Source records

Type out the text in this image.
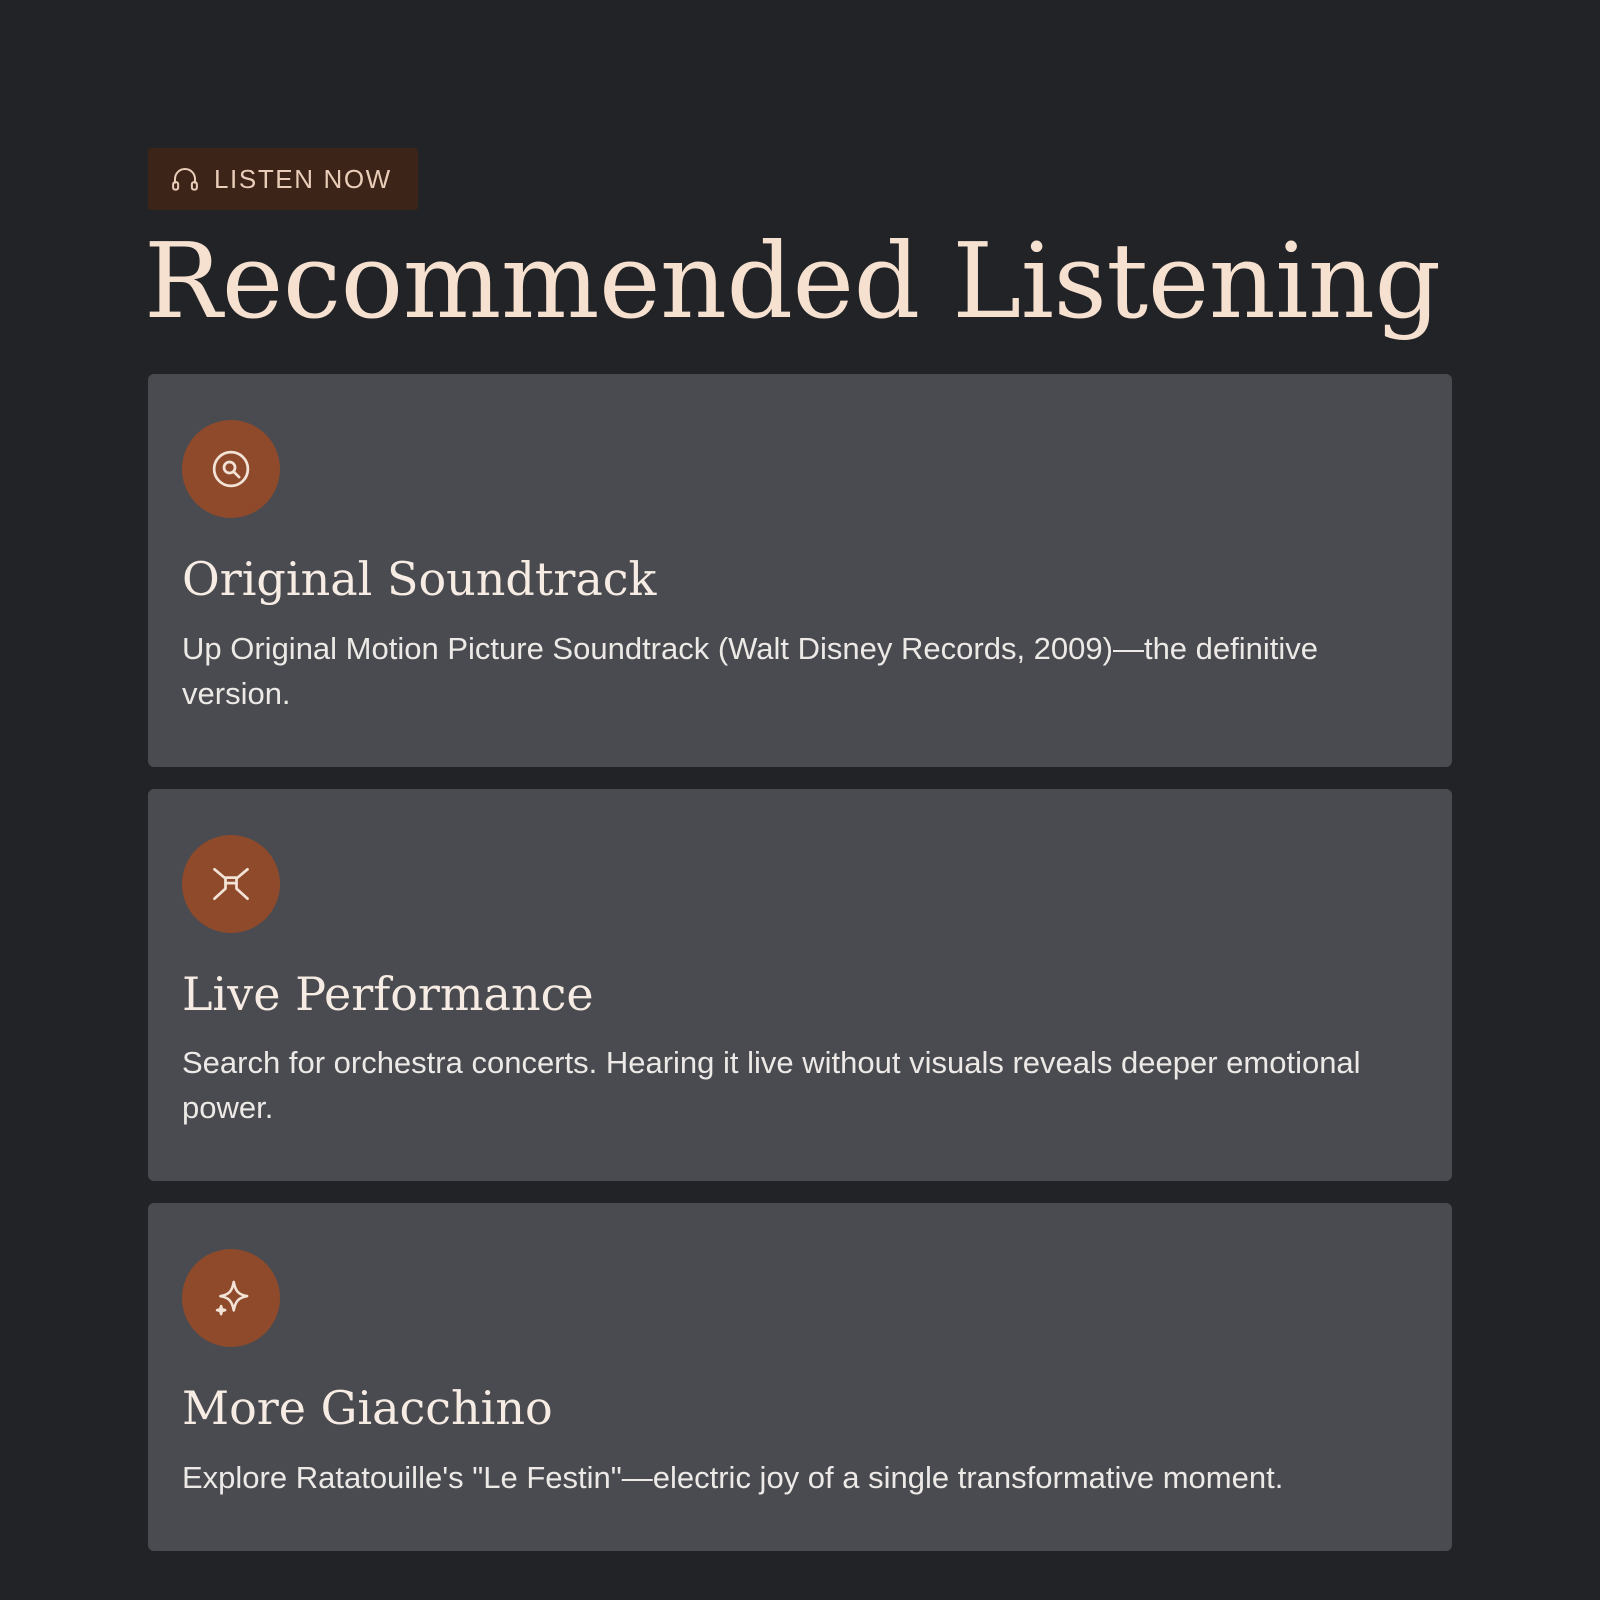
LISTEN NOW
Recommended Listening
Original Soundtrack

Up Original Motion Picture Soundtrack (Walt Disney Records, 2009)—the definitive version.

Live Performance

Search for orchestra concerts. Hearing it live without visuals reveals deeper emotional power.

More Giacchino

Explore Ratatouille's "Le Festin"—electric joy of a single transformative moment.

Description of the task: The records above must be echoed exactly, minus their pictures.

Task answer:
Type out the text in this image.
LISTEN NOW
Recommended Listening
Original Soundtrack

Up Original Motion Picture Soundtrack (Walt Disney Records, 2009)—the definitive version.

Live Performance

Search for orchestra concerts. Hearing it live without visuals reveals deeper emotional power.

More Giacchino

Explore Ratatouille's "Le Festin"—electric joy of a single transformative moment.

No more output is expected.